* [Records supplied]
((

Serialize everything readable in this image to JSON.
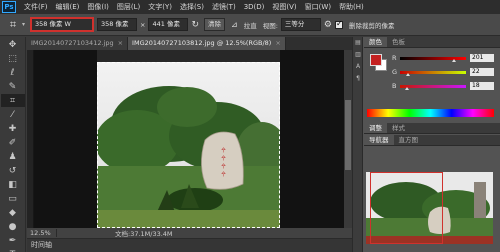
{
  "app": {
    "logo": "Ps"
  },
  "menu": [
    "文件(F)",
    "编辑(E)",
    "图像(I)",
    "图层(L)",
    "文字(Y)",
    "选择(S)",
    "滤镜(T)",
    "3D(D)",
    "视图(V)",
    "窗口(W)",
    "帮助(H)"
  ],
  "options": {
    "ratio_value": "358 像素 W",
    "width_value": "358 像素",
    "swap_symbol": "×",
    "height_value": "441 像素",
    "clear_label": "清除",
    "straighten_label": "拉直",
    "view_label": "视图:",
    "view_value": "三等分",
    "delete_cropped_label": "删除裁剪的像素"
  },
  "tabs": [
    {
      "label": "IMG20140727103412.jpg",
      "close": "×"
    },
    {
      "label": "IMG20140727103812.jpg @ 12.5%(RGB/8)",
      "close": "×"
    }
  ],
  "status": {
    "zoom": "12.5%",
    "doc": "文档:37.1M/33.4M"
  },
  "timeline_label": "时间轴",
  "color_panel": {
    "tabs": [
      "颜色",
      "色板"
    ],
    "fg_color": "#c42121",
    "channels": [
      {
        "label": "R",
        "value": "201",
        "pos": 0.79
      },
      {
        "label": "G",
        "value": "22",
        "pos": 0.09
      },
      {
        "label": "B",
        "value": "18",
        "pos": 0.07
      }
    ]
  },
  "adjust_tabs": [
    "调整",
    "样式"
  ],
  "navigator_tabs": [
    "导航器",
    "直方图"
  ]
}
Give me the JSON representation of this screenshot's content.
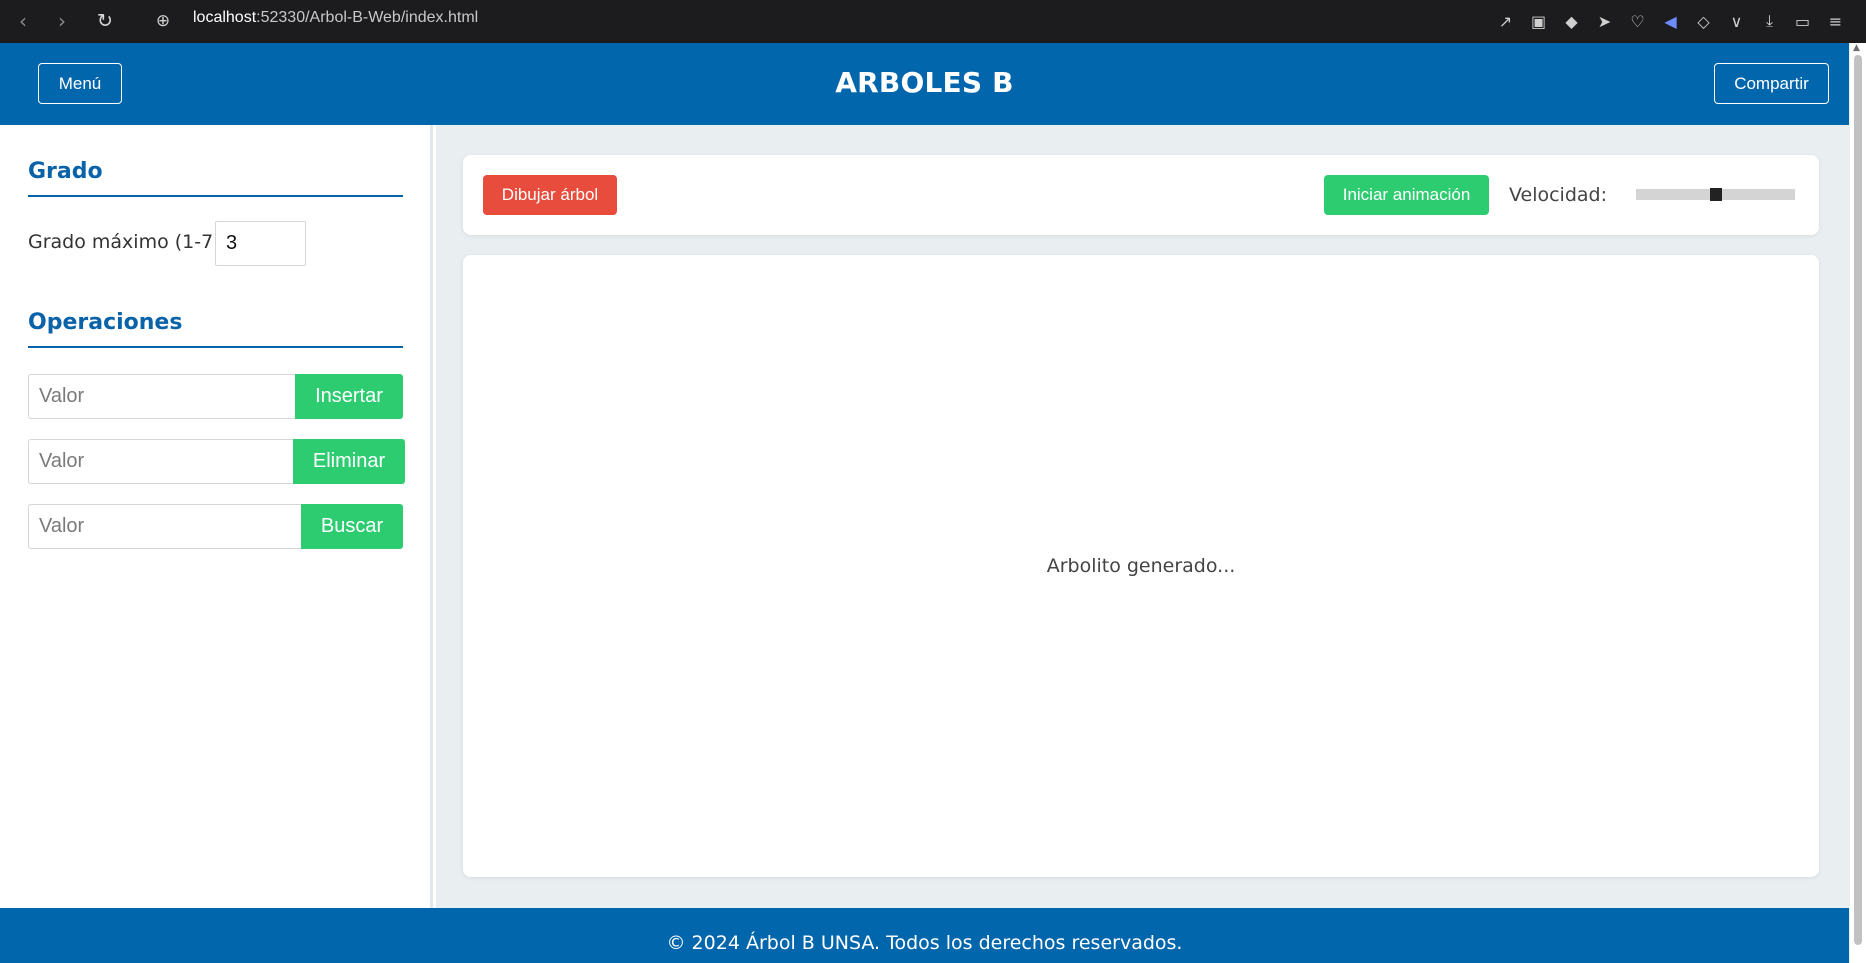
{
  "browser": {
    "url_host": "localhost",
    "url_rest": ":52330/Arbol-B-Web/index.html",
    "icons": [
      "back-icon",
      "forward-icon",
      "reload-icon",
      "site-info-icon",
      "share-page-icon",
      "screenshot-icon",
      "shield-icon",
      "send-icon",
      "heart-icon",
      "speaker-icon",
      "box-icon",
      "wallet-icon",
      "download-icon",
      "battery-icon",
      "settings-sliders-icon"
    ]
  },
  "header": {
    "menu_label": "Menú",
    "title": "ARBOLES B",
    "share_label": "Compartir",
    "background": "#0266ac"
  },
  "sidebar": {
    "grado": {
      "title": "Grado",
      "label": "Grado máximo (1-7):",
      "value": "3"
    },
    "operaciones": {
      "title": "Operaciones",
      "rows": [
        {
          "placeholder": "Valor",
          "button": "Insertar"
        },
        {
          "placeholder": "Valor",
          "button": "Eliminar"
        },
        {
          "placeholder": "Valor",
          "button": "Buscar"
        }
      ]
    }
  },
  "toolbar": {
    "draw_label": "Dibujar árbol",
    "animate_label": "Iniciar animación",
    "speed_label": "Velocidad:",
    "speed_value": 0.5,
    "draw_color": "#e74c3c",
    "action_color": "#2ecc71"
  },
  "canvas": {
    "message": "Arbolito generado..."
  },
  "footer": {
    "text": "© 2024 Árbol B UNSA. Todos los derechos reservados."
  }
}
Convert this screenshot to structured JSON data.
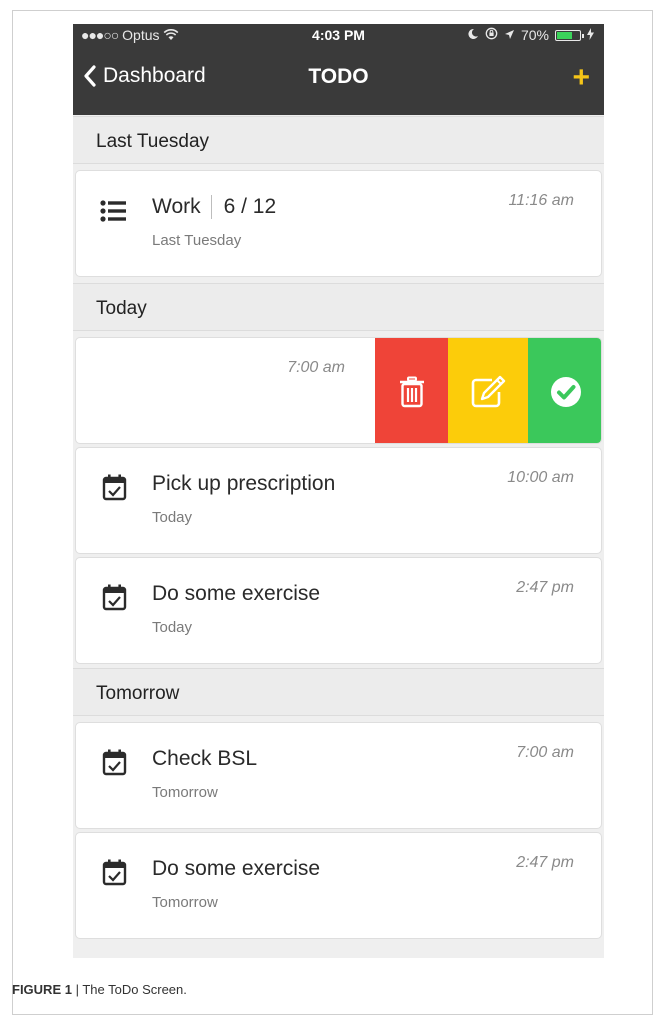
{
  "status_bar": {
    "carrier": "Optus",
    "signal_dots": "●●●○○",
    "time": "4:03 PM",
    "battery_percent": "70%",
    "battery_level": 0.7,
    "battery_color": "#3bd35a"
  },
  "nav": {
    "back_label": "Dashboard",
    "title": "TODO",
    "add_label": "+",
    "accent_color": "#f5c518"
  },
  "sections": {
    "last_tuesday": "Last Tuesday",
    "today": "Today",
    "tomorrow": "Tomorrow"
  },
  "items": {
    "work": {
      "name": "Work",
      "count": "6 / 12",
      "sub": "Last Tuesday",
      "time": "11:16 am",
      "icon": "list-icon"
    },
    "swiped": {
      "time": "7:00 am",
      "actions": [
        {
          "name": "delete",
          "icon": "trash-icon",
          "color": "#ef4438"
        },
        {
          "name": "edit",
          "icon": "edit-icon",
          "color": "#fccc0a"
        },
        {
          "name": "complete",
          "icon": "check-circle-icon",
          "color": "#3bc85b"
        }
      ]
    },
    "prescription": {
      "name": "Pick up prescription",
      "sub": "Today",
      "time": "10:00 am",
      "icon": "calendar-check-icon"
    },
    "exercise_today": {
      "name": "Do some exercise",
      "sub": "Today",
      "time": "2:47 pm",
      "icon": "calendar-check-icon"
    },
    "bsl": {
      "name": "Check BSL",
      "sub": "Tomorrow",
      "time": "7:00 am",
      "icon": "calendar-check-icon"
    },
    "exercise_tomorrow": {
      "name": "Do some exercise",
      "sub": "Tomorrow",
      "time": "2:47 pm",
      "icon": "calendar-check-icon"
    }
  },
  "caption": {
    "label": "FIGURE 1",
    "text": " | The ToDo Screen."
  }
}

))

* [Short exercise]
From the listing above, report the number of lines containing the string "button", without any accompanying remarks.

* [Worked answer]
3